◆ **Problem details**
Put the lines of the material, from its first line through the line containing "y-axis-title: Blod lead", both included, into a JSON list of strings with one string per line and blank lines omitted.

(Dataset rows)
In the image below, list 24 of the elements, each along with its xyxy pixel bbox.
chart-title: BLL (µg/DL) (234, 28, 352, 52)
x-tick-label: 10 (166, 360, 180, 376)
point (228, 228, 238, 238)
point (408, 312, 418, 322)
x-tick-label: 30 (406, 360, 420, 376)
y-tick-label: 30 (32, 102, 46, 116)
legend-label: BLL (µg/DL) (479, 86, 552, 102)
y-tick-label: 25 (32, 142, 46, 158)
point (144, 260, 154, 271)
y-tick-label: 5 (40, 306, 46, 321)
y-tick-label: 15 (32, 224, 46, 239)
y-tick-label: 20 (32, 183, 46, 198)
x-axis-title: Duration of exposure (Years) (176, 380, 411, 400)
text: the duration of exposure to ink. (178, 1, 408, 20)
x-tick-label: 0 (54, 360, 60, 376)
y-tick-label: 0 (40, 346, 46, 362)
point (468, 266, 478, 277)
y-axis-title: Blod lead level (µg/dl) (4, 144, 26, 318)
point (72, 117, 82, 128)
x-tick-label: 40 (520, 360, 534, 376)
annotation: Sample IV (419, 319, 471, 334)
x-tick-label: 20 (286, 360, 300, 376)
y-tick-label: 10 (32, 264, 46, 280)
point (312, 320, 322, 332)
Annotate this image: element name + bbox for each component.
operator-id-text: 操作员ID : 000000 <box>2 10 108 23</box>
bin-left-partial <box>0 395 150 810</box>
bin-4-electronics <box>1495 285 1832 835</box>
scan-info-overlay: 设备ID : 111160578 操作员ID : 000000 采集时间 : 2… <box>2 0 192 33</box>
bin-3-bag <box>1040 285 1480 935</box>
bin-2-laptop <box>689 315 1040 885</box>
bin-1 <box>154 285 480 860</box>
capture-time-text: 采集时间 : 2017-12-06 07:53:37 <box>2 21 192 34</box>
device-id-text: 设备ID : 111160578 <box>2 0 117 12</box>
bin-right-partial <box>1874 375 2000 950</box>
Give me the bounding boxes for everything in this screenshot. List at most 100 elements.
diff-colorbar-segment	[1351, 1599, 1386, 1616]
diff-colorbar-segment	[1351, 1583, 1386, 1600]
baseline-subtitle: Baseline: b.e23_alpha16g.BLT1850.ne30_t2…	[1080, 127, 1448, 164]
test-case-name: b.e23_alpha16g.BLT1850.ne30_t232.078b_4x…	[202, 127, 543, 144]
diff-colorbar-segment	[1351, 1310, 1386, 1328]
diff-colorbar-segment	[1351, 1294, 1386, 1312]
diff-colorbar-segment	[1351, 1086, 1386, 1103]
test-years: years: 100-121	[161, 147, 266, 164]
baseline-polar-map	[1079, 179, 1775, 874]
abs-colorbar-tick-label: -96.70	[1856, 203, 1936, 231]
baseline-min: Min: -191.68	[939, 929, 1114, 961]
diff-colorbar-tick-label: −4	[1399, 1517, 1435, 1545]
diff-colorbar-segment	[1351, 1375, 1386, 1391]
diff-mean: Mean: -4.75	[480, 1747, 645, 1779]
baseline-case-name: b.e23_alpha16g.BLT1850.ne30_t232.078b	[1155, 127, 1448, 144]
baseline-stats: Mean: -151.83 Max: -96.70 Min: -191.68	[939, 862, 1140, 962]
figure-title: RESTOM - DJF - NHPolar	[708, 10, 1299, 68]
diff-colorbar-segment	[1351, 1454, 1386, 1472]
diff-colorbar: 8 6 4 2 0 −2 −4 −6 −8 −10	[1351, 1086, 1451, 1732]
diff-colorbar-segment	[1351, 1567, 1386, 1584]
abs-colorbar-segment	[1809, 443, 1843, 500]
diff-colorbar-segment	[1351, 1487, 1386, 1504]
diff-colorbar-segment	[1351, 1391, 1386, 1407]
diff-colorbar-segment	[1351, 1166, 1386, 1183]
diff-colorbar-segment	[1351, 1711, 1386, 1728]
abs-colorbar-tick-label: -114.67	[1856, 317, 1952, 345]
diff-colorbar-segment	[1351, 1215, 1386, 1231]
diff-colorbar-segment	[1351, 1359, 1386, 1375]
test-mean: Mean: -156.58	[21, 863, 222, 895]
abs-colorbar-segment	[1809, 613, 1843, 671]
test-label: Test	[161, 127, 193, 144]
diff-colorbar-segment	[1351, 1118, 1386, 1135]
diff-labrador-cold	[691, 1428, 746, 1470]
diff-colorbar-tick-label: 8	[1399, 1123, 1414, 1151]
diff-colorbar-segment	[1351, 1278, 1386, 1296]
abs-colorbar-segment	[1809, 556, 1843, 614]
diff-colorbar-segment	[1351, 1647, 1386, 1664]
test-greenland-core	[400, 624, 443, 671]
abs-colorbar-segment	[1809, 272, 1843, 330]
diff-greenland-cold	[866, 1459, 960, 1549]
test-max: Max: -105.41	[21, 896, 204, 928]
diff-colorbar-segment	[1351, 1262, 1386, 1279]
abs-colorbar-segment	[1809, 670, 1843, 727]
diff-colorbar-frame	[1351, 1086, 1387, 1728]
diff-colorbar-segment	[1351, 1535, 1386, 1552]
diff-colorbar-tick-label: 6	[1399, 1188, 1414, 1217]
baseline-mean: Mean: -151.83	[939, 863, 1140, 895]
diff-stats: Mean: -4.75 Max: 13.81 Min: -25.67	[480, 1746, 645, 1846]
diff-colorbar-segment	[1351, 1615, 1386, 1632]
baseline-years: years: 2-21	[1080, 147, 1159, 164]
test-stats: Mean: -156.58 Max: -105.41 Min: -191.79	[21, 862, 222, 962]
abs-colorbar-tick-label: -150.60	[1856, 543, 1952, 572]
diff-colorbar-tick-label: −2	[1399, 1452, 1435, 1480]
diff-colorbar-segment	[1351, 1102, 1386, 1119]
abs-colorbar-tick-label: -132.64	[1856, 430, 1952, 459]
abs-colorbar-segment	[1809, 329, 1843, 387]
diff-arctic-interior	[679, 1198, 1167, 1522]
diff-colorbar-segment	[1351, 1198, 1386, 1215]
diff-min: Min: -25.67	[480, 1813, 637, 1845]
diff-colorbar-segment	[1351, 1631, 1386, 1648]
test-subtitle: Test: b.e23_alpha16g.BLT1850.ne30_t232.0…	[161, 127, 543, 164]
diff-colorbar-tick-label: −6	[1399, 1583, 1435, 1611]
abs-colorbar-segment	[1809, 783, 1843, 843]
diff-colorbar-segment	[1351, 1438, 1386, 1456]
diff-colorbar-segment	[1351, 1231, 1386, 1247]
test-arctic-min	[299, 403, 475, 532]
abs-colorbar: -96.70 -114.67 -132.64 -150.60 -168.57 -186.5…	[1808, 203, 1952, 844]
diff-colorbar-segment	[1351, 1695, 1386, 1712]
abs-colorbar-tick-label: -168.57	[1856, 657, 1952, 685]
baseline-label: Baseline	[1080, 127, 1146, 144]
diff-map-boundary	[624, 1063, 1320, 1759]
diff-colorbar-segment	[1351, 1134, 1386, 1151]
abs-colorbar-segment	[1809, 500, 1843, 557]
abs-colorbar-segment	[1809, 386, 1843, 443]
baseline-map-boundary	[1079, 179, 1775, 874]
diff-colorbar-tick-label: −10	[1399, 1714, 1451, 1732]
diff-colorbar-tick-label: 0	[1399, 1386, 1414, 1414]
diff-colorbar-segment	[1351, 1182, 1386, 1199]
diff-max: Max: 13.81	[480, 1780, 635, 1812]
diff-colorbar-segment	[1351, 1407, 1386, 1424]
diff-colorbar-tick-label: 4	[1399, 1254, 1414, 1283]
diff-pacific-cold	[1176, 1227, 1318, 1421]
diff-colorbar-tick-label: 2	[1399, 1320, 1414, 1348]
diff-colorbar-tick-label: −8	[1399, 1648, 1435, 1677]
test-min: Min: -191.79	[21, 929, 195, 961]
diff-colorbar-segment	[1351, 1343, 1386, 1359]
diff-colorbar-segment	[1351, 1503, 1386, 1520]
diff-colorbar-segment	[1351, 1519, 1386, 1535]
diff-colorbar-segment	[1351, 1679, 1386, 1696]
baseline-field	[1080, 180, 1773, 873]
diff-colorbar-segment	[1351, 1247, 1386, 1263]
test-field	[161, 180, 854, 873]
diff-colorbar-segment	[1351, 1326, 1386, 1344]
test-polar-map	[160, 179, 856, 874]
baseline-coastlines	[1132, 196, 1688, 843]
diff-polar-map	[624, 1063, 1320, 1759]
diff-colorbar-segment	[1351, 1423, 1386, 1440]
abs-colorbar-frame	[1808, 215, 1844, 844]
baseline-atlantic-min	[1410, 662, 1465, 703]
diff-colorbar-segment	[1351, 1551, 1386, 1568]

◆ **Exercise solution**
[
  "In the image below, list 24 of the elements, each along with its xyxy pixel bbox.",
  "chart-title: BLL (µg/DL) (234, 28, 352, 52)",
  "x-tick-label: 10 (166, 360, 180, 376)",
  "point (228, 228, 238, 238)",
  "point (408, 312, 418, 322)",
  "x-tick-label: 30 (406, 360, 420, 376)",
  "y-tick-label: 30 (32, 102, 46, 116)",
  "legend-label: BLL (µg/DL) (479, 86, 552, 102)",
  "y-tick-label: 25 (32, 142, 46, 158)",
  "point (144, 260, 154, 271)",
  "y-tick-label: 5 (40, 306, 46, 321)",
  "y-tick-label: 15 (32, 224, 46, 239)",
  "y-tick-label: 20 (32, 183, 46, 198)",
  "x-axis-title: Duration of exposure (Years) (176, 380, 411, 400)",
  "text: the duration of exposure to ink. (178, 1, 408, 20)",
  "x-tick-label: 0 (54, 360, 60, 376)",
  "y-tick-label: 0 (40, 346, 46, 362)",
  "point (468, 266, 478, 277)",
  "y-axis-title: Blod lead level (µg/dl) (4, 144, 26, 318)"
]